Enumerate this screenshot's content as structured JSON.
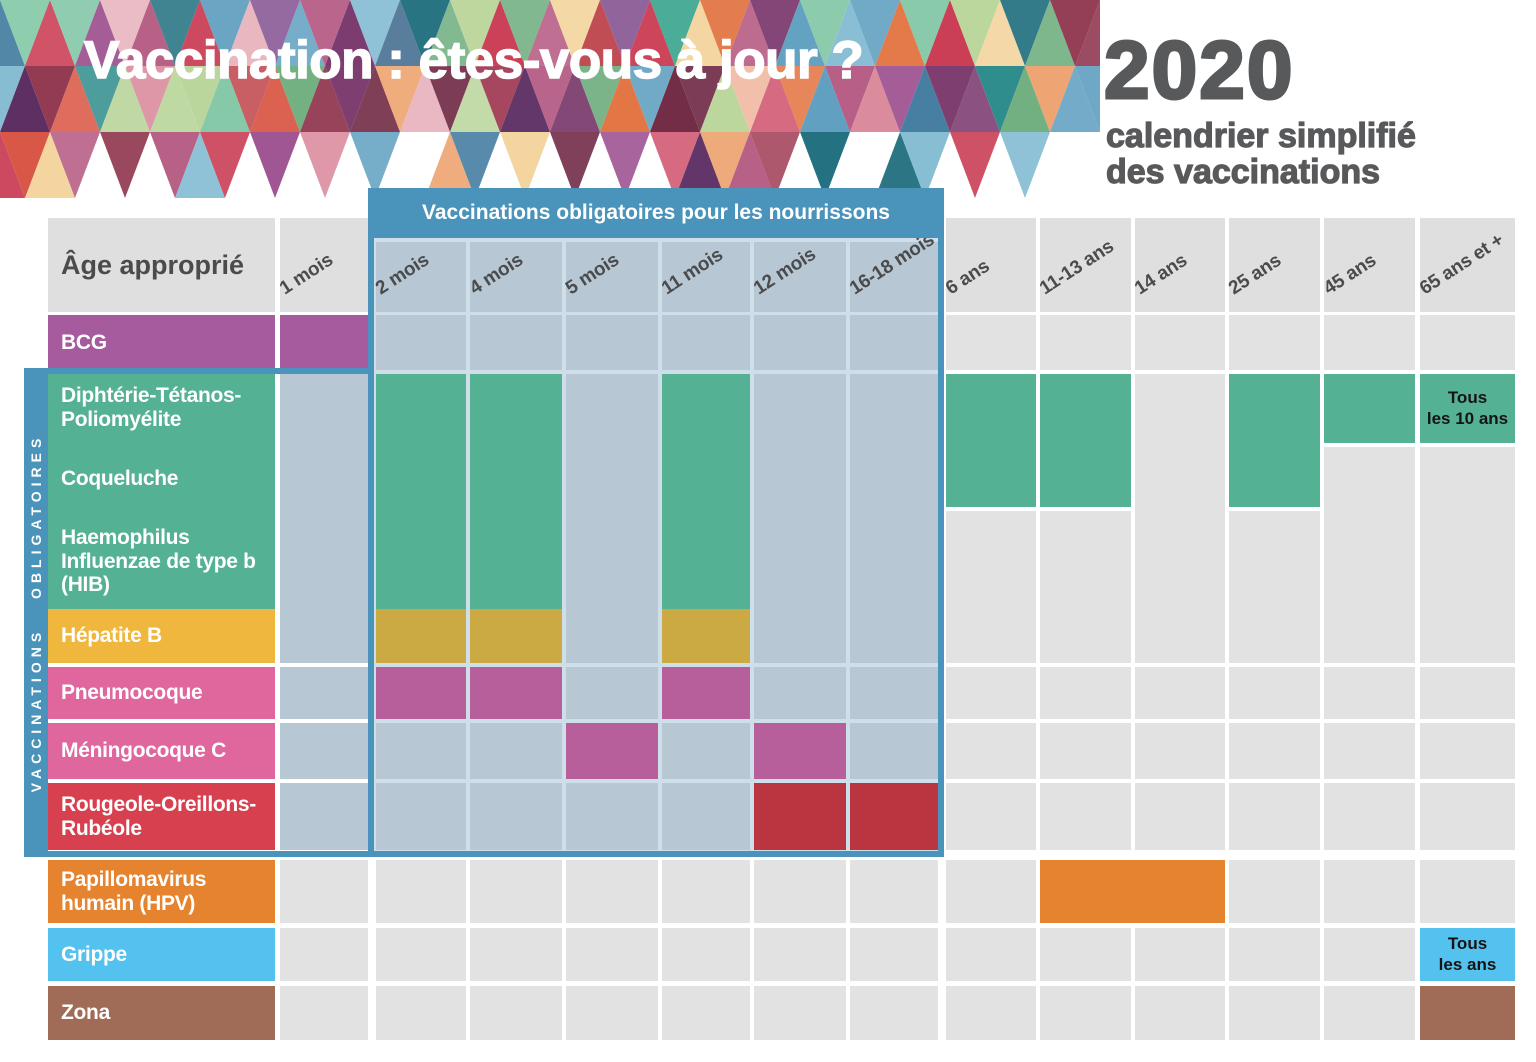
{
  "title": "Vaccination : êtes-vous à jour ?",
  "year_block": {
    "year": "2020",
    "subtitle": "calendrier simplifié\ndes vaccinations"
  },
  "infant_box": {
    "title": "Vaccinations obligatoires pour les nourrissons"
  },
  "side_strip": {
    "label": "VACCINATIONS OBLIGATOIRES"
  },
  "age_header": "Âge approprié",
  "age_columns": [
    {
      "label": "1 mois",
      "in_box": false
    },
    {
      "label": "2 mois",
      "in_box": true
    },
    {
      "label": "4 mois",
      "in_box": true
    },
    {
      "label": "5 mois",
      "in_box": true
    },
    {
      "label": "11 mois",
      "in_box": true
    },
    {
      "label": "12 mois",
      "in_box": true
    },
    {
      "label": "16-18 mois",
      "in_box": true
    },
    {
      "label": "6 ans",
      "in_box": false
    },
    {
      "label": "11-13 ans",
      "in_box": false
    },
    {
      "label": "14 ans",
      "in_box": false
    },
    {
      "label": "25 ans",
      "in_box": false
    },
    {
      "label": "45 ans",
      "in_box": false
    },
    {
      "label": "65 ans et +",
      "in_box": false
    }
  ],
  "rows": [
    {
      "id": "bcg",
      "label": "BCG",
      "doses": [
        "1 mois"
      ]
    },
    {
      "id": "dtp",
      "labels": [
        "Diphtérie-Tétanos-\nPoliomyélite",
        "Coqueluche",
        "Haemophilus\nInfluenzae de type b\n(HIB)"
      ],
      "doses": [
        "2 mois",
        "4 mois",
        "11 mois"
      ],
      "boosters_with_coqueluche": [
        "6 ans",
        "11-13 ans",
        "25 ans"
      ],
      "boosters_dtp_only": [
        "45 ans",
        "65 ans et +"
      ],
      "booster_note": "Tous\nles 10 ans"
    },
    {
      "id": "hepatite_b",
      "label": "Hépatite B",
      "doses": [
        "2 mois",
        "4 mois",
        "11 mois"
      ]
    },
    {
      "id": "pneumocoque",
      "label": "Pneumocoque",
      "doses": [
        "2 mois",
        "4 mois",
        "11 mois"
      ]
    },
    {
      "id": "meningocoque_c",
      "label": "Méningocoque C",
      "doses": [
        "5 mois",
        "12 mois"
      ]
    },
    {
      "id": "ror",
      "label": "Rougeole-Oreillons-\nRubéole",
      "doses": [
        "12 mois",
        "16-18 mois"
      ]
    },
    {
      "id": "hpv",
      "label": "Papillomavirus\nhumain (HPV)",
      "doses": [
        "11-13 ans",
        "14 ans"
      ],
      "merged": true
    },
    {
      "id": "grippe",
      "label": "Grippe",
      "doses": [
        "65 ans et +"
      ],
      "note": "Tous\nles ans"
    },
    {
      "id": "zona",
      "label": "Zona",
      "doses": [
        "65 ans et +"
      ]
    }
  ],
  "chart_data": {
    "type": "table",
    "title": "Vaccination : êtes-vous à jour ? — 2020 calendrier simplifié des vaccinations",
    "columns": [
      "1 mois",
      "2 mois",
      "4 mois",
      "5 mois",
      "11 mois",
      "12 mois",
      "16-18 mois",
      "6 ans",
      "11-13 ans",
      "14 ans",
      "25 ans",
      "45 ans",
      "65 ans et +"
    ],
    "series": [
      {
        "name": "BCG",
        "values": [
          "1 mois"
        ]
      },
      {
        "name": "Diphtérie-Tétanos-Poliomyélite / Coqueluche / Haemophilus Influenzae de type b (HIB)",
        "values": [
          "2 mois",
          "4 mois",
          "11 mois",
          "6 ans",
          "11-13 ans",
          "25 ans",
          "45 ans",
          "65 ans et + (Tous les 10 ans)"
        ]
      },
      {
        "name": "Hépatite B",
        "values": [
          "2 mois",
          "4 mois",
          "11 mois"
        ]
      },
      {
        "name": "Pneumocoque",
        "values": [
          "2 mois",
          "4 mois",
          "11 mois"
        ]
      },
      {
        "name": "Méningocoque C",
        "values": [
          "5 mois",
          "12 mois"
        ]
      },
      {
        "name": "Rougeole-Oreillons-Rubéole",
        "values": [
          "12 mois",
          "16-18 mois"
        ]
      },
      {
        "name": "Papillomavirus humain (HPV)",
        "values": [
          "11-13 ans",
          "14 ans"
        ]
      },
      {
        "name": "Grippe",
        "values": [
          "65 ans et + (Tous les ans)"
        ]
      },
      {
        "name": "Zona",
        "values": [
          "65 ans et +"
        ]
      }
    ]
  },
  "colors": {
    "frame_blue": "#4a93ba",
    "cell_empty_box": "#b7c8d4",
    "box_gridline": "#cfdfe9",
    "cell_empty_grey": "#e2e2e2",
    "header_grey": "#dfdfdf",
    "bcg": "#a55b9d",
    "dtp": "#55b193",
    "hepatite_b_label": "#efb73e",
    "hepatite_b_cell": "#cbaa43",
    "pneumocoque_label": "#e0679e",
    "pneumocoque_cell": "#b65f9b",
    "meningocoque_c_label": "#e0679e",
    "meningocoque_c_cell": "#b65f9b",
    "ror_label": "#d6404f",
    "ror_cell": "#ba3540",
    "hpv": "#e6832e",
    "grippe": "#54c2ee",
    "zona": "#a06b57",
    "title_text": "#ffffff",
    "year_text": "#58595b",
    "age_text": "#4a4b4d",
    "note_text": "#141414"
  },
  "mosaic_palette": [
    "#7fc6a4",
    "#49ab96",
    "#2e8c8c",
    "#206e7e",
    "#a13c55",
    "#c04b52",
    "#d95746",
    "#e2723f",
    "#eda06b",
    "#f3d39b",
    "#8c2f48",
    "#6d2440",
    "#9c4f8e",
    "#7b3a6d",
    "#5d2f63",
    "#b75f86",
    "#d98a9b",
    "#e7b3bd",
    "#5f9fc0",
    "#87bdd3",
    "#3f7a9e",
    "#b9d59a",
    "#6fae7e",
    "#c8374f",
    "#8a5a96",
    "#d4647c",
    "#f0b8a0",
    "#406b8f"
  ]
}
---
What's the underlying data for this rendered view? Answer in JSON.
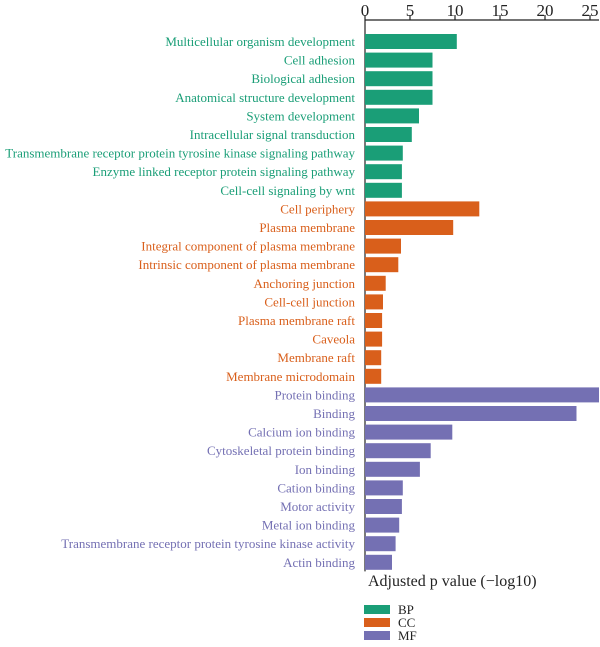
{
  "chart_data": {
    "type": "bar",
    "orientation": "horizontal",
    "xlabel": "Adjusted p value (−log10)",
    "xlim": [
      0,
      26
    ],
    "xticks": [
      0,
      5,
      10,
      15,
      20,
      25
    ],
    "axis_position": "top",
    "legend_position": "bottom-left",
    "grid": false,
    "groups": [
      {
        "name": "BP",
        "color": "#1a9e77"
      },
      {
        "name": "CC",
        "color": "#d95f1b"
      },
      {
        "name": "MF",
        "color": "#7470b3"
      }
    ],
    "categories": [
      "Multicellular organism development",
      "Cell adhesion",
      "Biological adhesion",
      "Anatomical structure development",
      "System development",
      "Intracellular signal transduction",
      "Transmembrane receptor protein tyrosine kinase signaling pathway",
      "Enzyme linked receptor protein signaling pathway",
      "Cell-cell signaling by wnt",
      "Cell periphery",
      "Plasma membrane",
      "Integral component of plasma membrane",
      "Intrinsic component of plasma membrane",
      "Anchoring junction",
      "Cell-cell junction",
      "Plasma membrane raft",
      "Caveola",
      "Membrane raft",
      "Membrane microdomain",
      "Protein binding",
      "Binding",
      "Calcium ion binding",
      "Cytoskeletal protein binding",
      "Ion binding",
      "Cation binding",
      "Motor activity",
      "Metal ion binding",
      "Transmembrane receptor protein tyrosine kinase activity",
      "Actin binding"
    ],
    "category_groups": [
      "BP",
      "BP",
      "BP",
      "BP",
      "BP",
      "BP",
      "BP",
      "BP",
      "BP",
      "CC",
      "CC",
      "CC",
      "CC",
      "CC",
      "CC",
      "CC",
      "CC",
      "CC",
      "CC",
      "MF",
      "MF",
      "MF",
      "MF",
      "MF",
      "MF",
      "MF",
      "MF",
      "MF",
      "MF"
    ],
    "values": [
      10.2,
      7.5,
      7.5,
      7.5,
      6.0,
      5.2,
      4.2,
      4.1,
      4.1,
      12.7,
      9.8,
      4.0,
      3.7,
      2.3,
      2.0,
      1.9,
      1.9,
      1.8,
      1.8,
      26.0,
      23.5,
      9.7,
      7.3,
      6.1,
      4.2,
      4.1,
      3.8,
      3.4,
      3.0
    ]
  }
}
==
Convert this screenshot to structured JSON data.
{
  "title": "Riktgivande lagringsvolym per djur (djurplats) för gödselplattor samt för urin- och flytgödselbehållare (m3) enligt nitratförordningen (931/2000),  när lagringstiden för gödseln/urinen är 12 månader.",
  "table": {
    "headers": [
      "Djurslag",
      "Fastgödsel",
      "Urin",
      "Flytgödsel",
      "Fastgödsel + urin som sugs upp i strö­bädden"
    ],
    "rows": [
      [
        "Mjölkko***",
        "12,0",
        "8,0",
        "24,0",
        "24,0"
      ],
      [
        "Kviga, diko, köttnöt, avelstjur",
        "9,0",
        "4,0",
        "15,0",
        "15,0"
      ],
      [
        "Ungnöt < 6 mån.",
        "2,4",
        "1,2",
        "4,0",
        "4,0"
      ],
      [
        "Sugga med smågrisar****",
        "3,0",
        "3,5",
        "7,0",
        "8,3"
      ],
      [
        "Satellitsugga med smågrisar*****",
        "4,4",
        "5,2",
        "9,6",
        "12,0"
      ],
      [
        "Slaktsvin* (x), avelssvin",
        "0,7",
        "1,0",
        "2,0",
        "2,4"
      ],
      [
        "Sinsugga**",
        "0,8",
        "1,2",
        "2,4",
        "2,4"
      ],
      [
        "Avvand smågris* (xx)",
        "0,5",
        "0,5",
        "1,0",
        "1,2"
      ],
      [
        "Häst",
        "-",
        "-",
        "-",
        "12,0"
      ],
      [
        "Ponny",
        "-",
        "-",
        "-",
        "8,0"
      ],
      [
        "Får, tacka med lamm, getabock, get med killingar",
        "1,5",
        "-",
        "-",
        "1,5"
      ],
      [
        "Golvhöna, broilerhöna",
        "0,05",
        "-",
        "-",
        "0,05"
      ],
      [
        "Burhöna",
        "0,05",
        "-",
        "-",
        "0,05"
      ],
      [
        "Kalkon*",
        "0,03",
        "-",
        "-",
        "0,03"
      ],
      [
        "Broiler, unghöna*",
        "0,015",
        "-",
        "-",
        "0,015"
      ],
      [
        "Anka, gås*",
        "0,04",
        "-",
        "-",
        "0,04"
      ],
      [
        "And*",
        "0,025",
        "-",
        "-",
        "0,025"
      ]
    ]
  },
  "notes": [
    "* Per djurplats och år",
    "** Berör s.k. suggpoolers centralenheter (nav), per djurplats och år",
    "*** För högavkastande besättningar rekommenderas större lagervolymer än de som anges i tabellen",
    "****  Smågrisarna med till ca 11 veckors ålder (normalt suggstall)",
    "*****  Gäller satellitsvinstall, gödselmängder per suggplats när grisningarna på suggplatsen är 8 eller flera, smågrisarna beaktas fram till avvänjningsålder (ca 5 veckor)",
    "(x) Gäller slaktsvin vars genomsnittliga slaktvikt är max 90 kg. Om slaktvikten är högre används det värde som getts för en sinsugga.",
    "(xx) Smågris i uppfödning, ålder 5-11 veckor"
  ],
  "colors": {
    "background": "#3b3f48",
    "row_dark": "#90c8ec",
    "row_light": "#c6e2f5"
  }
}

Exercise objective
Which of the lines in the data contain the string "junction"? Return each one.

The answer
      "Anchoring junction",
      "Cell-cell junction",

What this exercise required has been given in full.